## START

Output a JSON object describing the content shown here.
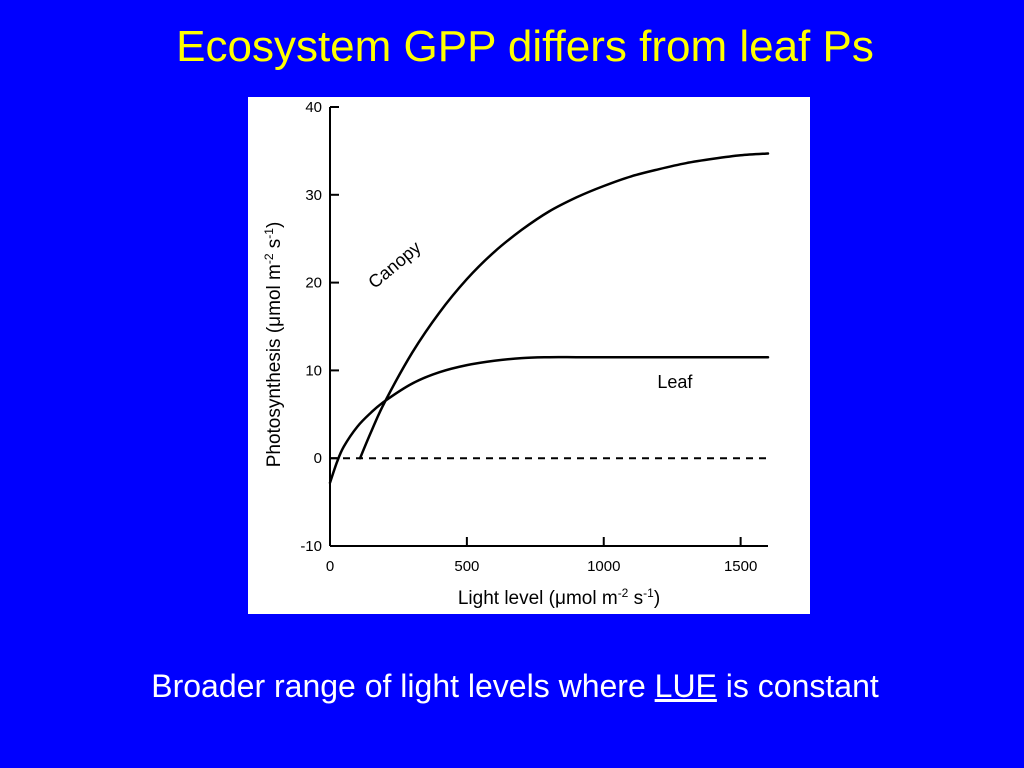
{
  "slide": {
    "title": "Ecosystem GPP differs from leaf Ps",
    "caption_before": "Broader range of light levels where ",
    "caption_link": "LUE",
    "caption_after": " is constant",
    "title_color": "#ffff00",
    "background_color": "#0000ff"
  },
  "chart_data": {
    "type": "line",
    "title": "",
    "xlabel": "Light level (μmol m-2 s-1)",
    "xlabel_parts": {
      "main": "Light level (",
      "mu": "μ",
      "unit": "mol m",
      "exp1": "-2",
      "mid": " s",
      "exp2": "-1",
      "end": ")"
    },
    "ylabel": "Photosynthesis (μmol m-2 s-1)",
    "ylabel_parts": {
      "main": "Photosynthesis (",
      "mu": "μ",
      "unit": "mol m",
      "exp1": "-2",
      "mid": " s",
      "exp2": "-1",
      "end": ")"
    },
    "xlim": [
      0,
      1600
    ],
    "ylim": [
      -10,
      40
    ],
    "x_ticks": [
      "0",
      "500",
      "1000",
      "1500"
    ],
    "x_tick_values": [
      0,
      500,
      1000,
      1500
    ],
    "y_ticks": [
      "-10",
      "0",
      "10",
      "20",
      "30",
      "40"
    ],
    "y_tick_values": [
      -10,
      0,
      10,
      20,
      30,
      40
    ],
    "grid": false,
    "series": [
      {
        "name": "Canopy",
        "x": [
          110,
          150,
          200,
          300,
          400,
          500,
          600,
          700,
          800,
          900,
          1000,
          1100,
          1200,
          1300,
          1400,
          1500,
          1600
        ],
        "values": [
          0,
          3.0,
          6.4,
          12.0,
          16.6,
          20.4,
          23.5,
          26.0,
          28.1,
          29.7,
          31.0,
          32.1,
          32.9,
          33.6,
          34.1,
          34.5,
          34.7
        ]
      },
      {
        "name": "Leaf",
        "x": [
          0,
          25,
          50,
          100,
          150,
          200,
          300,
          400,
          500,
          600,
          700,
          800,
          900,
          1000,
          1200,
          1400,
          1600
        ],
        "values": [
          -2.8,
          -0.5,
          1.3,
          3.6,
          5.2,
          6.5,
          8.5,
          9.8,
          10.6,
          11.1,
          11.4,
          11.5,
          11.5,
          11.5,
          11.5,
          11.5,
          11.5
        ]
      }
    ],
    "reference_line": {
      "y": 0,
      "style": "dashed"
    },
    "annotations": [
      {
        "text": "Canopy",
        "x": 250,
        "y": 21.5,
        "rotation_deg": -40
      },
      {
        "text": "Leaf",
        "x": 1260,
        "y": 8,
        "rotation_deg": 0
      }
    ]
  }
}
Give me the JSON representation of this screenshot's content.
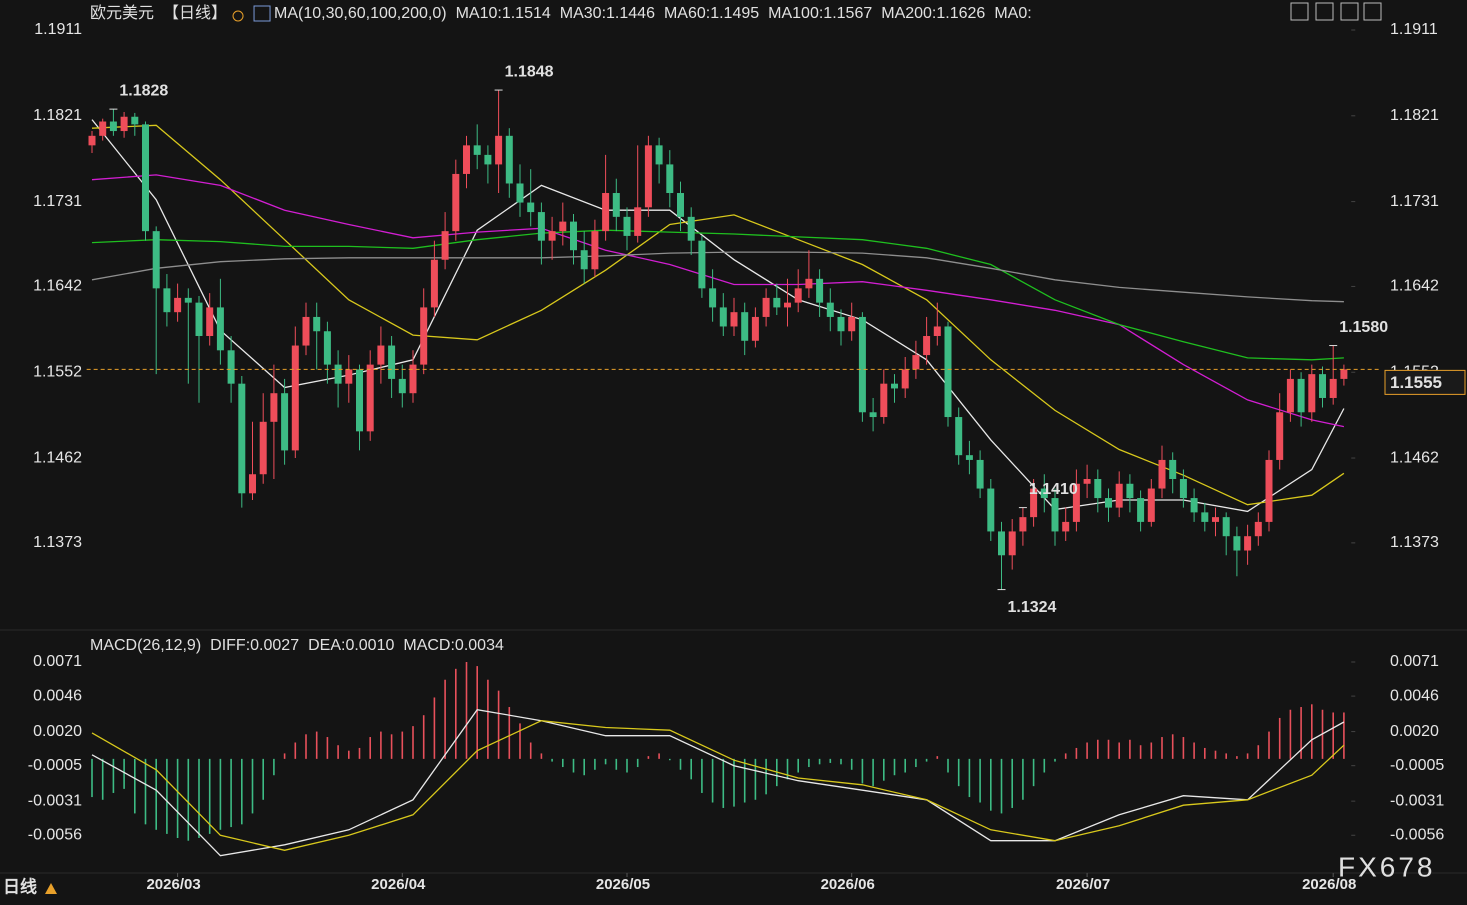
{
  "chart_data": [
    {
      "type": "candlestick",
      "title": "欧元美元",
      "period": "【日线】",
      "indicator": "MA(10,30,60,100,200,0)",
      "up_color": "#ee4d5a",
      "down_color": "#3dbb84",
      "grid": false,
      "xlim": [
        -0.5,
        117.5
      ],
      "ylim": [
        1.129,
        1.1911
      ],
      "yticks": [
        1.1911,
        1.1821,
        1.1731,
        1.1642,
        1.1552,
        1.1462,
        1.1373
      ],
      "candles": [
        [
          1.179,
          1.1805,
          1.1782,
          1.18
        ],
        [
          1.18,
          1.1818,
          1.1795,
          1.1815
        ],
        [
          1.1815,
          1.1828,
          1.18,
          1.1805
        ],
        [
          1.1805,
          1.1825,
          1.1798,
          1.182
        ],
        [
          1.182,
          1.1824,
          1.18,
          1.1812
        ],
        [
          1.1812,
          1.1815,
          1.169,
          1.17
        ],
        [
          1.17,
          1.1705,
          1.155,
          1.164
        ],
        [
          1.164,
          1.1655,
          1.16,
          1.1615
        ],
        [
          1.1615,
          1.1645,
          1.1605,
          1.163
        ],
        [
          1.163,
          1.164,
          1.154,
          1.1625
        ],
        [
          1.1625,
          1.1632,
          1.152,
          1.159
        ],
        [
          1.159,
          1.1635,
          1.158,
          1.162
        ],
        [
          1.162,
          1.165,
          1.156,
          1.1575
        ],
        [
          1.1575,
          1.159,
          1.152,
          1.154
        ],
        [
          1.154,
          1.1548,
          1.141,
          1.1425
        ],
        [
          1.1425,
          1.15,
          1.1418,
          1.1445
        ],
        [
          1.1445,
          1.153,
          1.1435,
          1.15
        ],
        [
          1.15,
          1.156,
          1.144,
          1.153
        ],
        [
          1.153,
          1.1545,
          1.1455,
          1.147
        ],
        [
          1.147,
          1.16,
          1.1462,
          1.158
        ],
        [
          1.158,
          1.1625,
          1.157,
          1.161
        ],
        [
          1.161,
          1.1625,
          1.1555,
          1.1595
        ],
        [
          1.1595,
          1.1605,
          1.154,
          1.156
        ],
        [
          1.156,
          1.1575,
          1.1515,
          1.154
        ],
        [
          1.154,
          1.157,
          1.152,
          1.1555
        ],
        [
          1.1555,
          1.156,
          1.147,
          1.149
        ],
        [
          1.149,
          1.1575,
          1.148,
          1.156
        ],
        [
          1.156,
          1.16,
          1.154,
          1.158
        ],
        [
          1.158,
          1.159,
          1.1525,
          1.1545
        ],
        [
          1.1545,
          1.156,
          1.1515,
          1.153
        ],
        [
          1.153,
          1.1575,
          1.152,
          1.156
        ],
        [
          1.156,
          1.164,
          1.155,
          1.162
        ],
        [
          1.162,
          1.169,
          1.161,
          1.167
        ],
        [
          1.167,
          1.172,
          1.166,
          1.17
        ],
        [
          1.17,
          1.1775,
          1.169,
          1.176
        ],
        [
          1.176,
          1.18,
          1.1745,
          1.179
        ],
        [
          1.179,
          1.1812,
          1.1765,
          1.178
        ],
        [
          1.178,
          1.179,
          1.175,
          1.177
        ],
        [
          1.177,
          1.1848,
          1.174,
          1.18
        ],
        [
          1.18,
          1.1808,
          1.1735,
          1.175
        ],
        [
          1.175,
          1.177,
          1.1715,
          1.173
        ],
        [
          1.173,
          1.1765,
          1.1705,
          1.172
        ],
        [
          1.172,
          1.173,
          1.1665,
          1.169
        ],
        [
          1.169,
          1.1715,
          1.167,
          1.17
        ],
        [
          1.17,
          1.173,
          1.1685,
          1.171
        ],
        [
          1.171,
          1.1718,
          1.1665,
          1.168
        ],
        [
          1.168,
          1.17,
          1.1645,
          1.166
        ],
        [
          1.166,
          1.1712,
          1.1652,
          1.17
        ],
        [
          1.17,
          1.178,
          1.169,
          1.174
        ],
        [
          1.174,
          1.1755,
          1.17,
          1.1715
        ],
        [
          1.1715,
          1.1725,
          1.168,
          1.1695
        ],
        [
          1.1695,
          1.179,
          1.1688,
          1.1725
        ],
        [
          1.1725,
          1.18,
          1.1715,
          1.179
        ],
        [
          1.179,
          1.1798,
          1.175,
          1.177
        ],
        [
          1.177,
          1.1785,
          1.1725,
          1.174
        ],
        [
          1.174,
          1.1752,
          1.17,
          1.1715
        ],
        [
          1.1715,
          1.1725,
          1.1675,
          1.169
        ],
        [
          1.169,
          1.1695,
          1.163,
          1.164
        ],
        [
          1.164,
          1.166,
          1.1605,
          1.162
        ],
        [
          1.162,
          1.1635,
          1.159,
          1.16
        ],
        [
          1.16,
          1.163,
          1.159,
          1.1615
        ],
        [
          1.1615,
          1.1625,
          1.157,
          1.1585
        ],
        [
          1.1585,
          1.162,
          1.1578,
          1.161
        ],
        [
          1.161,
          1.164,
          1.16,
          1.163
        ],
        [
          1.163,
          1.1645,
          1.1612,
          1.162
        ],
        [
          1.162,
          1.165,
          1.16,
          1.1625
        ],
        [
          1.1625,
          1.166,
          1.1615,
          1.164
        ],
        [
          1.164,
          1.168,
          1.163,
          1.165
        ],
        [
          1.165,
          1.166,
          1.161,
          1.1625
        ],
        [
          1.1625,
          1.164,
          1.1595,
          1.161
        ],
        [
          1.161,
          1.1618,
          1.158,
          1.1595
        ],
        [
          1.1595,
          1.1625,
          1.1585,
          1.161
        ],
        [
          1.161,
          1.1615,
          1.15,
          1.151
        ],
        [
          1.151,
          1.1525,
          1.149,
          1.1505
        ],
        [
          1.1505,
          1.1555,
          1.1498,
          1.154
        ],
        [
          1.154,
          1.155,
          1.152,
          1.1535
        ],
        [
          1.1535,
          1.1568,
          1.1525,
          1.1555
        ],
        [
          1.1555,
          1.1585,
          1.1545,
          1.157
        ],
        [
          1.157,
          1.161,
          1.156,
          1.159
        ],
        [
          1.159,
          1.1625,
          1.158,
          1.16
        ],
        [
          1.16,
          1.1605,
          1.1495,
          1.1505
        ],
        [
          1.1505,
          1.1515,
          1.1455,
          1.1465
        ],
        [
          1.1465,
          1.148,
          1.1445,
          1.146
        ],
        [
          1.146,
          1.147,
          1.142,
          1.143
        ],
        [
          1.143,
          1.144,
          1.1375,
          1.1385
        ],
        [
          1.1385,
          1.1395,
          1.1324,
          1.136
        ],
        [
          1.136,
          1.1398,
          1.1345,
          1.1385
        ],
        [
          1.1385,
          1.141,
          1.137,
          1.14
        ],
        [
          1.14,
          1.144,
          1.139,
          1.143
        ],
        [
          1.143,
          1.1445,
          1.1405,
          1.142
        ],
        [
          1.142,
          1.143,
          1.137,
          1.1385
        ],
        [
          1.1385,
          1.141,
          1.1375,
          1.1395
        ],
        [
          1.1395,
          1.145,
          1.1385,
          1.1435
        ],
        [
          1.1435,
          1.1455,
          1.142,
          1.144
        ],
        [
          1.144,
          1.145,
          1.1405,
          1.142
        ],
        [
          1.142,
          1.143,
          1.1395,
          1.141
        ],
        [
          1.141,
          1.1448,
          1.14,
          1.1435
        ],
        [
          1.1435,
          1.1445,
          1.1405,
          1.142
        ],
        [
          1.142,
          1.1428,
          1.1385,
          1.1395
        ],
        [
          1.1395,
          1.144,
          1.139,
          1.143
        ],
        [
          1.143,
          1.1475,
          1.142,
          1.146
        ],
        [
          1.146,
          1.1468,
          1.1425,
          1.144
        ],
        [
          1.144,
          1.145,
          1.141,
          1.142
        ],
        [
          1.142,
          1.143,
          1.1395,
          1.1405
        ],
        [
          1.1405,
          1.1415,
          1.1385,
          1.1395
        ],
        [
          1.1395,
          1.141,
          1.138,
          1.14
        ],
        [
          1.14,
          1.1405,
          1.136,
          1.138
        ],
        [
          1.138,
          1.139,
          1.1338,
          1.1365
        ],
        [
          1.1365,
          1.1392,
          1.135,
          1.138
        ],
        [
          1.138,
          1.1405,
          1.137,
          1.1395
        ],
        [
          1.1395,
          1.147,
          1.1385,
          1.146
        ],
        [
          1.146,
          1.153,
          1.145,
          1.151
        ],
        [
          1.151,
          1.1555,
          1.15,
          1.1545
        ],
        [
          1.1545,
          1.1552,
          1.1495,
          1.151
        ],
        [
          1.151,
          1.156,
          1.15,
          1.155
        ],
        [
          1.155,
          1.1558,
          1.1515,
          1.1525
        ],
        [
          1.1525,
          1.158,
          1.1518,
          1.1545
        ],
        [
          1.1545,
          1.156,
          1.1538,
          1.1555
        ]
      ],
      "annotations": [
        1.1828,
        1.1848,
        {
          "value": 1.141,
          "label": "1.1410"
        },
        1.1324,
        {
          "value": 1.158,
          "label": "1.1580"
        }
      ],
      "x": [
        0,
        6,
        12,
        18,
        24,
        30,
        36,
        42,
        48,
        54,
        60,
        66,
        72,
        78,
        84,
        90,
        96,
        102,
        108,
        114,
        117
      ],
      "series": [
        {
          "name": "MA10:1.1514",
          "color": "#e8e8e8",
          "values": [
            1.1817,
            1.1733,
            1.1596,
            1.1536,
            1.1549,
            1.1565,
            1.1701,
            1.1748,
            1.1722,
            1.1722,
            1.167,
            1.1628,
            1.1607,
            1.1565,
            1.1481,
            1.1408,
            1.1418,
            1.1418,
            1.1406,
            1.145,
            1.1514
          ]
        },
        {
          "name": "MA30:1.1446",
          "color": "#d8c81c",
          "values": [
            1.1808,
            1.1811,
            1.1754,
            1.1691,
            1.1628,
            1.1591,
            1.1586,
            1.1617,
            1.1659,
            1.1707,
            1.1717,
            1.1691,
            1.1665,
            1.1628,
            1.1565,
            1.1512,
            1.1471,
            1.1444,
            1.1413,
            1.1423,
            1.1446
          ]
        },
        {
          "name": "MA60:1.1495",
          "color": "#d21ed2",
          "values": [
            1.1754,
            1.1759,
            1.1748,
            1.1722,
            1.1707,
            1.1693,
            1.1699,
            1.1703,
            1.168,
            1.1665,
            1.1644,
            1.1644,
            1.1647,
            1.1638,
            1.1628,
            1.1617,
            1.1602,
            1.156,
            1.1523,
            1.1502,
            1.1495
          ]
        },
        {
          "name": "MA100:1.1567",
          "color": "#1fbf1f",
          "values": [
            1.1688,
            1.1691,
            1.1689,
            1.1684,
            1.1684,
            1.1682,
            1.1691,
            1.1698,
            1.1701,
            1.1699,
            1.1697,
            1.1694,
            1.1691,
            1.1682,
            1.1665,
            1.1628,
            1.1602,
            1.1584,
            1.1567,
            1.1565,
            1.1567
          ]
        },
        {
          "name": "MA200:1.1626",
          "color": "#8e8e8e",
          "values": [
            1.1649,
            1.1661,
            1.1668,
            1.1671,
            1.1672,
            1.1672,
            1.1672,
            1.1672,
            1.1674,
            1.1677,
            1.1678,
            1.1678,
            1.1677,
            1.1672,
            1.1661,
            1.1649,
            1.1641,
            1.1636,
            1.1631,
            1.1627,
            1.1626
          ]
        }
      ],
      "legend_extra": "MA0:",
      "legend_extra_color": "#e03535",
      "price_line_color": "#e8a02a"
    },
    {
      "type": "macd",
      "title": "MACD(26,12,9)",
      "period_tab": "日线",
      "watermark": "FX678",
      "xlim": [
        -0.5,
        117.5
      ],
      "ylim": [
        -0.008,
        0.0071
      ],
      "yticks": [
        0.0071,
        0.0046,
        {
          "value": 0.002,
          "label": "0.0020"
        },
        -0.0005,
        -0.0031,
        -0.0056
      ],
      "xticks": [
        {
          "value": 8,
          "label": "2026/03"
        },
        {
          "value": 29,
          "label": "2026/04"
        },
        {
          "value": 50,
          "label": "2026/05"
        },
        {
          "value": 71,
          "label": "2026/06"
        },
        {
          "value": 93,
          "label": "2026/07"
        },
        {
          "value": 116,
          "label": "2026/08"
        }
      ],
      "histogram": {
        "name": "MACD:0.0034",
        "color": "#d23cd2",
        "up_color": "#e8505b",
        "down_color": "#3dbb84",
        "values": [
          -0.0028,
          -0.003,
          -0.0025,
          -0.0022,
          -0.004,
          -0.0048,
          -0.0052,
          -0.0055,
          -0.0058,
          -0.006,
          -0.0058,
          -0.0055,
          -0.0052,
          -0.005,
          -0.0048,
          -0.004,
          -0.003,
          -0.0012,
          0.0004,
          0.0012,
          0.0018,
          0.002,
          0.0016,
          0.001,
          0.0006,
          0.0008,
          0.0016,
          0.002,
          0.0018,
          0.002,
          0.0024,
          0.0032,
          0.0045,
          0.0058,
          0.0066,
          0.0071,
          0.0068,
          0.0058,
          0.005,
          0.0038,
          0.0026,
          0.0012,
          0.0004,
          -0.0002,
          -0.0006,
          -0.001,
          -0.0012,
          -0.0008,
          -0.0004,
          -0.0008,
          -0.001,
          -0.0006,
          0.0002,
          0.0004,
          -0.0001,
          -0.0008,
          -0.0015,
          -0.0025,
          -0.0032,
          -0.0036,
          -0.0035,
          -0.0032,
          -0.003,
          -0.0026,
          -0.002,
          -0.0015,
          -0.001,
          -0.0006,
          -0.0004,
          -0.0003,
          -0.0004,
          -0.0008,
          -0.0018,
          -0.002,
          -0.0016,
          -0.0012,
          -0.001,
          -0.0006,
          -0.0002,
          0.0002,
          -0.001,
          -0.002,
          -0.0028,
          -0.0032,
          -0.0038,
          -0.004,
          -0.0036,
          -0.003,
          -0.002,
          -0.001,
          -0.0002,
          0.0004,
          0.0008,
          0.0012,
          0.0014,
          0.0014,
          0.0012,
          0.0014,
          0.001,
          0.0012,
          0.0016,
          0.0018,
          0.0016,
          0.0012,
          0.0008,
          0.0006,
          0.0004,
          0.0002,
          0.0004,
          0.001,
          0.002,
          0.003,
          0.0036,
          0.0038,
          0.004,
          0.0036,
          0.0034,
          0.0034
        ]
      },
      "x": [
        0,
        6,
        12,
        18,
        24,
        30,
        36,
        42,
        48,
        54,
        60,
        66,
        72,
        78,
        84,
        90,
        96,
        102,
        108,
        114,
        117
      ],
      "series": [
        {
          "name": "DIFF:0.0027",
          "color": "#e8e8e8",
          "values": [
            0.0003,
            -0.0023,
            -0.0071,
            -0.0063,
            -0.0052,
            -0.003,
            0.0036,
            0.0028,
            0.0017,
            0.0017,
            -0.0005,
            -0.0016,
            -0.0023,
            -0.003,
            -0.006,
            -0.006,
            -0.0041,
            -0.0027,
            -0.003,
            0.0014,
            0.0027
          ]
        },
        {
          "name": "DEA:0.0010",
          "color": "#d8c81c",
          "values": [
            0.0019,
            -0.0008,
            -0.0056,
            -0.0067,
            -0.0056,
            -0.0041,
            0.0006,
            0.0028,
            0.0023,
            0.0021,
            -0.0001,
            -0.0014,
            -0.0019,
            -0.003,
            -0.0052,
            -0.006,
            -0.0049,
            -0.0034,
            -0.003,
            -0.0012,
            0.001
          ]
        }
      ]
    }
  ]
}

## END

REQUIRED TASK -
Filter the data for the string "μmol" and copy every line that has it.

FULL SOLUTION -
    "xlabel": "Light level (μmol m-2 s-1)",
    "ylabel": "Photosynthesis (μmol m-2 s-1)",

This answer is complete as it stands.